Search the lines of the records for the word "grown", and copy every line that has it.
───
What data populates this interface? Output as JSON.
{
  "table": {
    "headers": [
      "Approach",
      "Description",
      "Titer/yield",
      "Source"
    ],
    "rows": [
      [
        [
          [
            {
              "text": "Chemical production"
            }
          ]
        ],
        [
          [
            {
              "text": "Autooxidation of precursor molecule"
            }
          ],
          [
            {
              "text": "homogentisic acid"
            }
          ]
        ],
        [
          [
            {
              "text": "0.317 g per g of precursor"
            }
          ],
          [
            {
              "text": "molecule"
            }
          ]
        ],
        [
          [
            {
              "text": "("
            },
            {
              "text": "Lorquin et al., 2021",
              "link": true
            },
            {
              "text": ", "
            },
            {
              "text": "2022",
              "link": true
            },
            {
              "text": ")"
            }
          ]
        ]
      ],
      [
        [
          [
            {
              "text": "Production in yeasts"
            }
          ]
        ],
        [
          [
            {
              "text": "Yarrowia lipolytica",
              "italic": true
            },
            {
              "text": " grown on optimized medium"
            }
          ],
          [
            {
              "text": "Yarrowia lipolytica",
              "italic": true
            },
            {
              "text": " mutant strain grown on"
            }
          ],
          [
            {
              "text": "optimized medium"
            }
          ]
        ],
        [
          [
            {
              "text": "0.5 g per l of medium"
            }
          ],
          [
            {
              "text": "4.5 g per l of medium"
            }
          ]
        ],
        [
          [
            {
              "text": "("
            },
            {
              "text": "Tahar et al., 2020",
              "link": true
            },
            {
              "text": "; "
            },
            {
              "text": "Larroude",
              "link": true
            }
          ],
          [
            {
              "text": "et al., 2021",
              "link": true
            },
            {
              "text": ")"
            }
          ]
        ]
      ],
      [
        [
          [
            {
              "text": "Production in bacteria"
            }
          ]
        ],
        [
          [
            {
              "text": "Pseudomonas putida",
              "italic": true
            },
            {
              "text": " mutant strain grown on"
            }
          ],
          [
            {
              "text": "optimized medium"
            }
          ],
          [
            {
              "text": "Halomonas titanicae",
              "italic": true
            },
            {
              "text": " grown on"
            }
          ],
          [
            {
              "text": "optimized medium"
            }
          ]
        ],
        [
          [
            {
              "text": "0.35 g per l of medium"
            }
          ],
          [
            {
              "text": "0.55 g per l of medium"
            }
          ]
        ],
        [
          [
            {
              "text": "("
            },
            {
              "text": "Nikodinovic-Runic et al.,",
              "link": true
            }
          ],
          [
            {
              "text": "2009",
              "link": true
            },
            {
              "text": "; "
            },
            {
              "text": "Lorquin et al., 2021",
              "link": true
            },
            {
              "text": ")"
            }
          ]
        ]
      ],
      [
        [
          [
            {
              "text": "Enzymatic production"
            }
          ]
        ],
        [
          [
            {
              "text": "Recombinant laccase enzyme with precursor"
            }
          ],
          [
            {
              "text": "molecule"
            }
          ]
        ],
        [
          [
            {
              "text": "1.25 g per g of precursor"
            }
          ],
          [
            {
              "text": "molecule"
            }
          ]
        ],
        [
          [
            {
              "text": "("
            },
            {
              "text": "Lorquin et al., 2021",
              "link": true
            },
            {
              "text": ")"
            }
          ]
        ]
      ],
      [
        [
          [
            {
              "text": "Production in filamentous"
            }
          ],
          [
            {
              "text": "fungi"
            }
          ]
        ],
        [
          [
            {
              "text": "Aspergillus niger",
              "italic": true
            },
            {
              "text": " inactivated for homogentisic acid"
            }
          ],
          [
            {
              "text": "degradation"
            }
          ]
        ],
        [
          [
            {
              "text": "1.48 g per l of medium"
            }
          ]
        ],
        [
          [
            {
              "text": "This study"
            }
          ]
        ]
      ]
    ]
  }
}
───
→ **Task response**
              "text": " grown on optimized medium"
              "text": " mutant strain grown on"
              "text": " mutant strain grown on"
              "text": " grown on"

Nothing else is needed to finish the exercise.